Description of the task »
Below are entries to return in full. Keep each one exact.

--- Working data Enclosed Below ---

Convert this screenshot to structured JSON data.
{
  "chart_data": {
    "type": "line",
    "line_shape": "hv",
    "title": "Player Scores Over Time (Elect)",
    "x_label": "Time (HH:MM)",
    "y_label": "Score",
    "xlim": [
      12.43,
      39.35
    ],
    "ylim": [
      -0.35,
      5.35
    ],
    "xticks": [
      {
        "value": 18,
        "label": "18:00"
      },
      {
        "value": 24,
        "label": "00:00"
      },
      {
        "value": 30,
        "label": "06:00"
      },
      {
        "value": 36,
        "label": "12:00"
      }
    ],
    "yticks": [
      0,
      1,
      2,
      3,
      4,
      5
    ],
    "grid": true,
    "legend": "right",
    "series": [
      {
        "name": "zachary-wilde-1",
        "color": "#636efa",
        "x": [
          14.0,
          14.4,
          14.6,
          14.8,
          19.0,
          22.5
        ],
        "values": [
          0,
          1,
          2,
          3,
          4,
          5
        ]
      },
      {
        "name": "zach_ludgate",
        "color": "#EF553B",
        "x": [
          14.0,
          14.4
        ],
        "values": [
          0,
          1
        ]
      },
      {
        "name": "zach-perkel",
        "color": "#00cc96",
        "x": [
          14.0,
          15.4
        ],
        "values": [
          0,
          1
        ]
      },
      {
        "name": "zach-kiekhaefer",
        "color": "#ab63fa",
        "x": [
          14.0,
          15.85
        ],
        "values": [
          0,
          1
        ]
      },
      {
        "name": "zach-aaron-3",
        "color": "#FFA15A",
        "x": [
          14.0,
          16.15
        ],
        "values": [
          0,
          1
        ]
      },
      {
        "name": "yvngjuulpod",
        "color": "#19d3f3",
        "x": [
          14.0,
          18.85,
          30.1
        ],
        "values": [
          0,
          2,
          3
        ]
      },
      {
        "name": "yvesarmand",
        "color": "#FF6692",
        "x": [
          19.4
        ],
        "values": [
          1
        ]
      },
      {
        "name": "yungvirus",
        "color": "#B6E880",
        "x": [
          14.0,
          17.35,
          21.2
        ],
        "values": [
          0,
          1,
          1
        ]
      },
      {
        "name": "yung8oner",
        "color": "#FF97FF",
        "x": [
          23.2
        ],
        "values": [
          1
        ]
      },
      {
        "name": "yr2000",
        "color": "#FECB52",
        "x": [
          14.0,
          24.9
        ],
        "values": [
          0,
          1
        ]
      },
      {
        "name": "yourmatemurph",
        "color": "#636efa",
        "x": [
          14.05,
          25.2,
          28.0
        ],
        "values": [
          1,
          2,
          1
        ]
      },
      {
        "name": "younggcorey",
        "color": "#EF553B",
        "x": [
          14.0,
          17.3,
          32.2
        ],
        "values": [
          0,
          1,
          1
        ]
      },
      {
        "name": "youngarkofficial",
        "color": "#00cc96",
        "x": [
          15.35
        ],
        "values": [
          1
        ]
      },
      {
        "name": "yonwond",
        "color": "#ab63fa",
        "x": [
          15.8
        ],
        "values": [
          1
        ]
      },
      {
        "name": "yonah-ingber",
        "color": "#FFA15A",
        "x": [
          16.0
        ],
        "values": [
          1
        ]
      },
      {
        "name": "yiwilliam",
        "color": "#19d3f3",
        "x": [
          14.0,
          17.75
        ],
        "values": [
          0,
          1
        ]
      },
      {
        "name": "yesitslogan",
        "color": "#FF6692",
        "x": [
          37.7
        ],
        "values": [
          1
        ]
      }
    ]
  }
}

--- End of Enclosed Working data ---

Task solution »
Convert this screenshot to structured JSON data.
{
  "chart_data": {
    "type": "line",
    "line_shape": "hv",
    "title": "Player Scores Over Time (Elect)",
    "x_label": "Time (HH:MM)",
    "y_label": "Score",
    "xlim": [
      12.43,
      39.35
    ],
    "ylim": [
      -0.35,
      5.35
    ],
    "xticks": [
      {
        "value": 18,
        "label": "18:00"
      },
      {
        "value": 24,
        "label": "00:00"
      },
      {
        "value": 30,
        "label": "06:00"
      },
      {
        "value": 36,
        "label": "12:00"
      }
    ],
    "yticks": [
      0,
      1,
      2,
      3,
      4,
      5
    ],
    "grid": true,
    "legend": "right",
    "series": [
      {
        "name": "zachary-wilde-1",
        "color": "#636efa",
        "x": [
          14.0,
          14.4,
          14.6,
          14.8,
          19.0,
          22.5
        ],
        "values": [
          0,
          1,
          2,
          3,
          4,
          5
        ]
      },
      {
        "name": "zach_ludgate",
        "color": "#EF553B",
        "x": [
          14.0,
          14.4
        ],
        "values": [
          0,
          1
        ]
      },
      {
        "name": "zach-perkel",
        "color": "#00cc96",
        "x": [
          14.0,
          15.4
        ],
        "values": [
          0,
          1
        ]
      },
      {
        "name": "zach-kiekhaefer",
        "color": "#ab63fa",
        "x": [
          14.0,
          15.85
        ],
        "values": [
          0,
          1
        ]
      },
      {
        "name": "zach-aaron-3",
        "color": "#FFA15A",
        "x": [
          14.0,
          16.15
        ],
        "values": [
          0,
          1
        ]
      },
      {
        "name": "yvngjuulpod",
        "color": "#19d3f3",
        "x": [
          14.0,
          18.85,
          30.1
        ],
        "values": [
          0,
          2,
          3
        ]
      },
      {
        "name": "yvesarmand",
        "color": "#FF6692",
        "x": [
          19.4
        ],
        "values": [
          1
        ]
      },
      {
        "name": "yungvirus",
        "color": "#B6E880",
        "x": [
          14.0,
          17.35,
          21.2
        ],
        "values": [
          0,
          1,
          1
        ]
      },
      {
        "name": "yung8oner",
        "color": "#FF97FF",
        "x": [
          23.2
        ],
        "values": [
          1
        ]
      },
      {
        "name": "yr2000",
        "color": "#FECB52",
        "x": [
          14.0,
          24.9
        ],
        "values": [
          0,
          1
        ]
      },
      {
        "name": "yourmatemurph",
        "color": "#636efa",
        "x": [
          14.05,
          25.2,
          28.0
        ],
        "values": [
          1,
          2,
          1
        ]
      },
      {
        "name": "younggcorey",
        "color": "#EF553B",
        "x": [
          14.0,
          17.3,
          32.2
        ],
        "values": [
          0,
          1,
          1
        ]
      },
      {
        "name": "youngarkofficial",
        "color": "#00cc96",
        "x": [
          15.35
        ],
        "values": [
          1
        ]
      },
      {
        "name": "yonwond",
        "color": "#ab63fa",
        "x": [
          15.8
        ],
        "values": [
          1
        ]
      },
      {
        "name": "yonah-ingber",
        "color": "#FFA15A",
        "x": [
          16.0
        ],
        "values": [
          1
        ]
      },
      {
        "name": "yiwilliam",
        "color": "#19d3f3",
        "x": [
          14.0,
          17.75
        ],
        "values": [
          0,
          1
        ]
      },
      {
        "name": "yesitslogan",
        "color": "#FF6692",
        "x": [
          37.7
        ],
        "values": [
          1
        ]
      }
    ]
  }
}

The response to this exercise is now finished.